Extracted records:
++++++++++++++++++++

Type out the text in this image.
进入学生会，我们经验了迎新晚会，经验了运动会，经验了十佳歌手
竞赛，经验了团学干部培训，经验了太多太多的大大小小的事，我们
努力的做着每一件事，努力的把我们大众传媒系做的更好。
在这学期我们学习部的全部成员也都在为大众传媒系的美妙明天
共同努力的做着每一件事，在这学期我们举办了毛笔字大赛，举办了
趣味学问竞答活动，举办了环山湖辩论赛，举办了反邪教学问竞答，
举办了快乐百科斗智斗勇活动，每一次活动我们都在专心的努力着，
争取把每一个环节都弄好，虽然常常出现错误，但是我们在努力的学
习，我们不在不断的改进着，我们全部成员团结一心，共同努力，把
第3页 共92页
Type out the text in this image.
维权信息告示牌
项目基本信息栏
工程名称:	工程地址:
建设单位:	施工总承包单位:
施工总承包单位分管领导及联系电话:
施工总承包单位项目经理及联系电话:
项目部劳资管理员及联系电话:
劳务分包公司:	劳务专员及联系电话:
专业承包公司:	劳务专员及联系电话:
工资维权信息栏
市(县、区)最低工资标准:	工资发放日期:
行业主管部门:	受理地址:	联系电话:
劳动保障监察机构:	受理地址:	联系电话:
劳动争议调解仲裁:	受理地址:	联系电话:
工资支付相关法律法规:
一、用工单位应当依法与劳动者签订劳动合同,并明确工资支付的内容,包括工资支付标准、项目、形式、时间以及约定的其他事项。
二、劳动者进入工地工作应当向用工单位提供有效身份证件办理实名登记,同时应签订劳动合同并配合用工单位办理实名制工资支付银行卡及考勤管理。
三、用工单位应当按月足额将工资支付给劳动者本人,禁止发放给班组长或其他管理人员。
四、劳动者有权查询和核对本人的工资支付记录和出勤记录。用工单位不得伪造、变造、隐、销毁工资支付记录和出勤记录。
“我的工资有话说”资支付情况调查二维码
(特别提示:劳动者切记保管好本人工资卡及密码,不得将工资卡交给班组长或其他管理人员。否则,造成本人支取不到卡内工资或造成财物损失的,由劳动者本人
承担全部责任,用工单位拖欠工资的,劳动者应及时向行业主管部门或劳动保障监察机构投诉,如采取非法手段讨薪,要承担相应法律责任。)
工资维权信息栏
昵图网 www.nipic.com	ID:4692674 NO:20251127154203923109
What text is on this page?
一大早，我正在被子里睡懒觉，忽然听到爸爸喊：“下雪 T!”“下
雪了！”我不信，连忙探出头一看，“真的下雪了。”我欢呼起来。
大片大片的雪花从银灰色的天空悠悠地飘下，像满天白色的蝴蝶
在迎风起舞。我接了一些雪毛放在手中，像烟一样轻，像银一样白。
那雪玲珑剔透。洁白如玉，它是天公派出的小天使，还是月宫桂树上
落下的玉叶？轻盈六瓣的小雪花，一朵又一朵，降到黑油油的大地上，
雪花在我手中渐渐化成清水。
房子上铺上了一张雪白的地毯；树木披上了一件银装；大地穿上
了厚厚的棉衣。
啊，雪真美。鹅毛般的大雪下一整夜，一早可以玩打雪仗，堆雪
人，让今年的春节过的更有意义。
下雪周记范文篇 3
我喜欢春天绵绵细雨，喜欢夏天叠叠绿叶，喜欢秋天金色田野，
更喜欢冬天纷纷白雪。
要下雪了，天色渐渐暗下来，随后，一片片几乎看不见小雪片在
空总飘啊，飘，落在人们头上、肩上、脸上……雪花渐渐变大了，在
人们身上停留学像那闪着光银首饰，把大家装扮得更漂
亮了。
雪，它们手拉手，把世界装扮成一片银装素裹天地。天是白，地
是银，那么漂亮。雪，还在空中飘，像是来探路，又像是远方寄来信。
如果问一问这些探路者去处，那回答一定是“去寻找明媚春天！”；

++++++++++++++++++++

**Task details**.
In the records above, return only the line that contains "What text is on this page?" and every line after it through the last, exactly as they appear.

**Answer below**.
What text is on this page?
一大早，我正在被子里睡懒觉，忽然听到爸爸喊：“下雪 T!”“下
雪了！”我不信，连忙探出头一看，“真的下雪了。”我欢呼起来。
大片大片的雪花从银灰色的天空悠悠地飘下，像满天白色的蝴蝶
在迎风起舞。我接了一些雪毛放在手中，像烟一样轻，像银一样白。
那雪玲珑剔透。洁白如玉，它是天公派出的小天使，还是月宫桂树上
落下的玉叶？轻盈六瓣的小雪花，一朵又一朵，降到黑油油的大地上，
雪花在我手中渐渐化成清水。
房子上铺上了一张雪白的地毯；树木披上了一件银装；大地穿上
了厚厚的棉衣。
啊，雪真美。鹅毛般的大雪下一整夜，一早可以玩打雪仗，堆雪
人，让今年的春节过的更有意义。
下雪周记范文篇 3
我喜欢春天绵绵细雨，喜欢夏天叠叠绿叶，喜欢秋天金色田野，
更喜欢冬天纷纷白雪。
要下雪了，天色渐渐暗下来，随后，一片片几乎看不见小雪片在
空总飘啊，飘，落在人们头上、肩上、脸上……雪花渐渐变大了，在
人们身上停留学像那闪着光银首饰，把大家装扮得更漂
亮了。
雪，它们手拉手，把世界装扮成一片银装素裹天地。天是白，地
是银，那么漂亮。雪，还在空中飘，像是来探路，又像是远方寄来信。
如果问一问这些探路者去处，那回答一定是“去寻找明媚春天！”；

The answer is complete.